**Written request:** Copy every line of the records below that holds the word "cfcfcf".

— begin —

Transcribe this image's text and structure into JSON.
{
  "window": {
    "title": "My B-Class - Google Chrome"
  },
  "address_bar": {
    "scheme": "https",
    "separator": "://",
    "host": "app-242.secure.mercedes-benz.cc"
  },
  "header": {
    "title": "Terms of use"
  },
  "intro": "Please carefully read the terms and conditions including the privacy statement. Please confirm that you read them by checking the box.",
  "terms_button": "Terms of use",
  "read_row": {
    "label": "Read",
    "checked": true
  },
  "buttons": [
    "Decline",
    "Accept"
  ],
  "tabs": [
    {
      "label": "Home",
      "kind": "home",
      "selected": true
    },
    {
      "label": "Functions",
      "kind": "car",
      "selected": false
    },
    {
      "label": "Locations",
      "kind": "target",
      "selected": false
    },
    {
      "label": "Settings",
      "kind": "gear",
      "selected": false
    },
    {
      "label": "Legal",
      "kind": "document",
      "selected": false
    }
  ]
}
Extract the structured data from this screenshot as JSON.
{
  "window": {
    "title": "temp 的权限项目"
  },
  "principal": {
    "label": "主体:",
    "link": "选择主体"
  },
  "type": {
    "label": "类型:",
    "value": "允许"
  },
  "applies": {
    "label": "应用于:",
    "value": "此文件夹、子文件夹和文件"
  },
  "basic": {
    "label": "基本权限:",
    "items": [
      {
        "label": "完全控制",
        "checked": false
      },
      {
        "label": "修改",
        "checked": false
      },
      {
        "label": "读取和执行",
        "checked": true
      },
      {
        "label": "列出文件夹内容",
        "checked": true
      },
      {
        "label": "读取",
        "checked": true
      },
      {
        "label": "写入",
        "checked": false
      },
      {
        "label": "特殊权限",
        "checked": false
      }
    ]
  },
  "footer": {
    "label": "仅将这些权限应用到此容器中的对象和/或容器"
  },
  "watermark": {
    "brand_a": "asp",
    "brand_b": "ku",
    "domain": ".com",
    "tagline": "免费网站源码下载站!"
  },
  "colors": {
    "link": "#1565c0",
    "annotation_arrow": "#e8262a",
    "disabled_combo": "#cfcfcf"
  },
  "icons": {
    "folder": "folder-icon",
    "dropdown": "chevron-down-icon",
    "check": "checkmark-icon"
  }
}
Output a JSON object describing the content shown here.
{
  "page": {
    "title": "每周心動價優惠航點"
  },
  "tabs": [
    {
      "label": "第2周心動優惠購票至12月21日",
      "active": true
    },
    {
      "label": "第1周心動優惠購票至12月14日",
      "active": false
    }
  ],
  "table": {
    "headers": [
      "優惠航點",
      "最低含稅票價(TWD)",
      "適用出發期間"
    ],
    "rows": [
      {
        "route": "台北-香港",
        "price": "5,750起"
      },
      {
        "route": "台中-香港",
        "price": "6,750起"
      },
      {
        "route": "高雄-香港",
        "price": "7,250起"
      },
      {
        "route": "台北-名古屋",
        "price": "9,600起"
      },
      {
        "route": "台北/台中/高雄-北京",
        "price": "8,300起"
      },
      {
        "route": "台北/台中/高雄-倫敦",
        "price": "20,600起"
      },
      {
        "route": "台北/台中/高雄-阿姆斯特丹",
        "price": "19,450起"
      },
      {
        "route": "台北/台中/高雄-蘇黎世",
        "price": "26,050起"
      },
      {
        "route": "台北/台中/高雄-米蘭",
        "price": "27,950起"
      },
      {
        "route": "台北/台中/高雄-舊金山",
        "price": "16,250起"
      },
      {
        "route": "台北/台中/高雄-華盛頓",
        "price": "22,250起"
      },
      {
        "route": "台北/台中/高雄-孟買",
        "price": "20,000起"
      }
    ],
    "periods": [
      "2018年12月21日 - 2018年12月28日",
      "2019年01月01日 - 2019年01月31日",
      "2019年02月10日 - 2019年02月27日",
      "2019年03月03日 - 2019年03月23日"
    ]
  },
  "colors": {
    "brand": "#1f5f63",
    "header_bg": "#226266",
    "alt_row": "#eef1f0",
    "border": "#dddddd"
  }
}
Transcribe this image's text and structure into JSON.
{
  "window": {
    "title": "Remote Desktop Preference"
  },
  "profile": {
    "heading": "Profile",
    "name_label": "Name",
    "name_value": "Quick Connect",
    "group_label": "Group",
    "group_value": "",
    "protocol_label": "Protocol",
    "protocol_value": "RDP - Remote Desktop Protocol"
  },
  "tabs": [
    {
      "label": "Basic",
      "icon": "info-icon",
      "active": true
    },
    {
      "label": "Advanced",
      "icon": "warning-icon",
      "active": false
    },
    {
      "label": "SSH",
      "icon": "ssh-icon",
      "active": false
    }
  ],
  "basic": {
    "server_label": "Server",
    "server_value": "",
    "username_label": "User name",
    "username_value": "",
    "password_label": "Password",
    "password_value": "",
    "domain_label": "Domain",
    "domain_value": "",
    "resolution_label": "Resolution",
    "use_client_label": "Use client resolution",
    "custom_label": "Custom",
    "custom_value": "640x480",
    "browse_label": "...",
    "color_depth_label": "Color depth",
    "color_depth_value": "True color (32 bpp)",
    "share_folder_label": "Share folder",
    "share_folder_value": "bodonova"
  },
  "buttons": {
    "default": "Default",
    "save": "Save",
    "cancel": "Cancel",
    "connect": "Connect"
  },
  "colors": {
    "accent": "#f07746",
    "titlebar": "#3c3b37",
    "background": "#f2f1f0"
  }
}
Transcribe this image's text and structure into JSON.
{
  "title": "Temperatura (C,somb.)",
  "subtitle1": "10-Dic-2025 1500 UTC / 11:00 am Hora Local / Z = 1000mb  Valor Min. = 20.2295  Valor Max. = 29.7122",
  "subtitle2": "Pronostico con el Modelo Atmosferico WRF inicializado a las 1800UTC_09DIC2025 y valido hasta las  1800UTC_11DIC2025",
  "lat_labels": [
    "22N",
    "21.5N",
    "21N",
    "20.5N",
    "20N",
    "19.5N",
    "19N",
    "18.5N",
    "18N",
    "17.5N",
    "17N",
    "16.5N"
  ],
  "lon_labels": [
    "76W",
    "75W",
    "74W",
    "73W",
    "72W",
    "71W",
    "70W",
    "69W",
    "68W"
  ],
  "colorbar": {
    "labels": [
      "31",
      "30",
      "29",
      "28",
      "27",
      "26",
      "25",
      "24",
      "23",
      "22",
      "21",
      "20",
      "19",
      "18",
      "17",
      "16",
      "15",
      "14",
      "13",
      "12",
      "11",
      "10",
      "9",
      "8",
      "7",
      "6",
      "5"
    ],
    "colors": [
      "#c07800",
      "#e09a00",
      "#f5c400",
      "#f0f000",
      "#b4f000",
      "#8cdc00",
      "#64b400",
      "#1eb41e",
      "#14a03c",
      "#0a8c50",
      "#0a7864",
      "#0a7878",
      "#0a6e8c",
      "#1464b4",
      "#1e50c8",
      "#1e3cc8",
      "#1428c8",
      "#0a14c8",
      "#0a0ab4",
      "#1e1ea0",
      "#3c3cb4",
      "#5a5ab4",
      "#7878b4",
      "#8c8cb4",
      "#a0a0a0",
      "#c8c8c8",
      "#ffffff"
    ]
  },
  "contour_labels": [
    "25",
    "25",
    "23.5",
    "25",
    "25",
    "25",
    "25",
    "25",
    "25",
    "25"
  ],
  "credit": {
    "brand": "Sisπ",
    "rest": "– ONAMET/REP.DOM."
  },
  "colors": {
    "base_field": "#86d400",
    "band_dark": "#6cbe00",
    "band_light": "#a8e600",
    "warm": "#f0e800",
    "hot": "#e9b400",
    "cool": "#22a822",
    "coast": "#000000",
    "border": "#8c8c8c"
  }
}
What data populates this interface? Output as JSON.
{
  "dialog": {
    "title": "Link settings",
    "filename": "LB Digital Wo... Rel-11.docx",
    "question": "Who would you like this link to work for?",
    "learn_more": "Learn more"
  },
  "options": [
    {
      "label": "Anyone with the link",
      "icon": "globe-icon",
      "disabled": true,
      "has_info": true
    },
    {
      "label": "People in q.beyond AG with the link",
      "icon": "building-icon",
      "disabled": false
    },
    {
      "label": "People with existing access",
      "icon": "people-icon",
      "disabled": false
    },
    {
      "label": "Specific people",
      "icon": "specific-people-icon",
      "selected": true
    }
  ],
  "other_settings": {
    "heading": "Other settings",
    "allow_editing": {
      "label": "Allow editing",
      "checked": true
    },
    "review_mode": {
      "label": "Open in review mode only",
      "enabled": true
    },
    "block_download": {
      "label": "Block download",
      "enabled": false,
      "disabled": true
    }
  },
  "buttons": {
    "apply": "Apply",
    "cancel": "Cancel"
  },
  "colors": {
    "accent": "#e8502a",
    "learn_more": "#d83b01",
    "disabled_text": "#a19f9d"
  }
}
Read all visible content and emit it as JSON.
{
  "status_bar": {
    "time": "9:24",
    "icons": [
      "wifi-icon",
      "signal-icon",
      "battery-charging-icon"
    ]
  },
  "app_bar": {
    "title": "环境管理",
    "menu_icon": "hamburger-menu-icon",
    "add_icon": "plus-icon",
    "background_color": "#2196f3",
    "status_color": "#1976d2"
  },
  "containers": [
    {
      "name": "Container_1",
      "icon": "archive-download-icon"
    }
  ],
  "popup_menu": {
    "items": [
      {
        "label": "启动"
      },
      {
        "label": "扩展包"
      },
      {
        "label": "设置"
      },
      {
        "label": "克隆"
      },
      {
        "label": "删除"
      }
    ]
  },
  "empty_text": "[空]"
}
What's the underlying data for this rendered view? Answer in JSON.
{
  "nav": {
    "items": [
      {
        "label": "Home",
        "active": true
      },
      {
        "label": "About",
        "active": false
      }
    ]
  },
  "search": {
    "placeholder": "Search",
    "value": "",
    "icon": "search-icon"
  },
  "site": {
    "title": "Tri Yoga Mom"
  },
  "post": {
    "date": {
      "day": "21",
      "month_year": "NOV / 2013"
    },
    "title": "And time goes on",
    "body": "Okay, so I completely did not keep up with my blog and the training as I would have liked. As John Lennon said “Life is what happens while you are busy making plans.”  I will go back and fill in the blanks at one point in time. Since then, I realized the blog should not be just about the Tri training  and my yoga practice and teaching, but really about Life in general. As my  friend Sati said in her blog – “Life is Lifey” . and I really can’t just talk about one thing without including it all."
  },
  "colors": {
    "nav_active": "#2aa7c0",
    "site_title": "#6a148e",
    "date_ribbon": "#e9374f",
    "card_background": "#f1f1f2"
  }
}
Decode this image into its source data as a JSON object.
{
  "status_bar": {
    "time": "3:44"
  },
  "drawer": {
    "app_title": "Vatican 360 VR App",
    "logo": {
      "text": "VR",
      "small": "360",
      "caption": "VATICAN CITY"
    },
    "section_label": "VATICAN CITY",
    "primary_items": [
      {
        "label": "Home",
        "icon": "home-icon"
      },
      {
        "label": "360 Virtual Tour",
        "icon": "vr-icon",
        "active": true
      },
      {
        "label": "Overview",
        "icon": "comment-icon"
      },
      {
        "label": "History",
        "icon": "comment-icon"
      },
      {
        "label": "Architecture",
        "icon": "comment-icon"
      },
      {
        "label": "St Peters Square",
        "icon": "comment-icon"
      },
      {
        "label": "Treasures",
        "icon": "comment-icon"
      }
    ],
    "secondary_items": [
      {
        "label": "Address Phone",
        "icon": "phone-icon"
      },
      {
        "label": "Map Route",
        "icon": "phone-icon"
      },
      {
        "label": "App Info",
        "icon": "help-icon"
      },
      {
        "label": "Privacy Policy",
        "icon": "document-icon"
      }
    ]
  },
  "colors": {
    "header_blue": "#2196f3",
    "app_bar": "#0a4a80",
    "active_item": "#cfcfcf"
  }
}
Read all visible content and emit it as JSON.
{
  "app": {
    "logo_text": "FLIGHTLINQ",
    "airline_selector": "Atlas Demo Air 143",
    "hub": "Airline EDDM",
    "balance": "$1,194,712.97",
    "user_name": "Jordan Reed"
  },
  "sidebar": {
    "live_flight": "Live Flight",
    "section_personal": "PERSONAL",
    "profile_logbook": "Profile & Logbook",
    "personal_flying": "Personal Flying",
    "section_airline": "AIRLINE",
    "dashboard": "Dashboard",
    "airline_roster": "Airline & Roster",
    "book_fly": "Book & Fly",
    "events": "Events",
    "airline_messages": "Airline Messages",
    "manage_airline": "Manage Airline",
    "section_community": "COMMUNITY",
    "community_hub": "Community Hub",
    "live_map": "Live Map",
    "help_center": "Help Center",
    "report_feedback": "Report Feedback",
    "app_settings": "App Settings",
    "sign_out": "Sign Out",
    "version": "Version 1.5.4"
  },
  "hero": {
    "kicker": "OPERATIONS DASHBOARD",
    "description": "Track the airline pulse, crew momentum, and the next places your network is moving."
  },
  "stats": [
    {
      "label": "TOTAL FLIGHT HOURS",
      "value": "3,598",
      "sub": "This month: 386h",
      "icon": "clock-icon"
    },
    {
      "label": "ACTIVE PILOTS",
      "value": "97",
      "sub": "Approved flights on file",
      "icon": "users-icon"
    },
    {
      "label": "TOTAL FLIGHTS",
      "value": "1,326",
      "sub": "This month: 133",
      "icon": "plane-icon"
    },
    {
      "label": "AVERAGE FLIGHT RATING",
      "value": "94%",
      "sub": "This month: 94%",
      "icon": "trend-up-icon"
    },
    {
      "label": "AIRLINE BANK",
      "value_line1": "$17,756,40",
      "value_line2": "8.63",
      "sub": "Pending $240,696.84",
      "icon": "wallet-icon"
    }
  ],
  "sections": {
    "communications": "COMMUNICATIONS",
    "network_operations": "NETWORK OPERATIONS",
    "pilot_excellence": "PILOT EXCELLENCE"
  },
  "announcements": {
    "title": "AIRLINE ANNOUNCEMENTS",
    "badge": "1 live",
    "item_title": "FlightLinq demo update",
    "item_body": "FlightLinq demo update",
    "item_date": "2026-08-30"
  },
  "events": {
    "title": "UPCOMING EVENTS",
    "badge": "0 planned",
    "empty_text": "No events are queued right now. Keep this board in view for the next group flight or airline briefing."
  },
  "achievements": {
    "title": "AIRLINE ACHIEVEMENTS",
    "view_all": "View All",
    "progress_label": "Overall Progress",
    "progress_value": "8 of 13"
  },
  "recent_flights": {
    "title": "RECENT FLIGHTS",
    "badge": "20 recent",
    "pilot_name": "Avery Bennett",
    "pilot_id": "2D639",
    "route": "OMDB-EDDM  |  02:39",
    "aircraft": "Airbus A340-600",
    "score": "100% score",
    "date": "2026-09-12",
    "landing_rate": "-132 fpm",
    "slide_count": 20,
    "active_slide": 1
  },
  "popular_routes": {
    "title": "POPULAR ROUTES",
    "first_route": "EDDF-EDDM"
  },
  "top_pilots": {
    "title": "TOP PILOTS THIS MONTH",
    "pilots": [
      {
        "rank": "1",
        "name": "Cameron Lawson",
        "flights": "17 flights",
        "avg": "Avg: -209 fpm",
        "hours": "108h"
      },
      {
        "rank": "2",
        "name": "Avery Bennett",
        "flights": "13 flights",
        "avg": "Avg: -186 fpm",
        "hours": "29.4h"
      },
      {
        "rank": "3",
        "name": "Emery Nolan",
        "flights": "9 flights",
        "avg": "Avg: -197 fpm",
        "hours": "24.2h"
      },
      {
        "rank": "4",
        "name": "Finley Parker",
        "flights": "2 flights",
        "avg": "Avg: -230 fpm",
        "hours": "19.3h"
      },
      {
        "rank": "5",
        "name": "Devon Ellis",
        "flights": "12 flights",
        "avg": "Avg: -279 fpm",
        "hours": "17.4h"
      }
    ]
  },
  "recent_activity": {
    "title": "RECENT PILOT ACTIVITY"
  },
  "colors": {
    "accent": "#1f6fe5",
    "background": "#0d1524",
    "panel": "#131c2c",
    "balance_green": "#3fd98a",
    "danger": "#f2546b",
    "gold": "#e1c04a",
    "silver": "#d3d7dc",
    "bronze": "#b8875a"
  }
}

— end —

**Solved problem:**
    "disabled_combo": "#cfcfcf"
    "active_item": "#cfcfcf"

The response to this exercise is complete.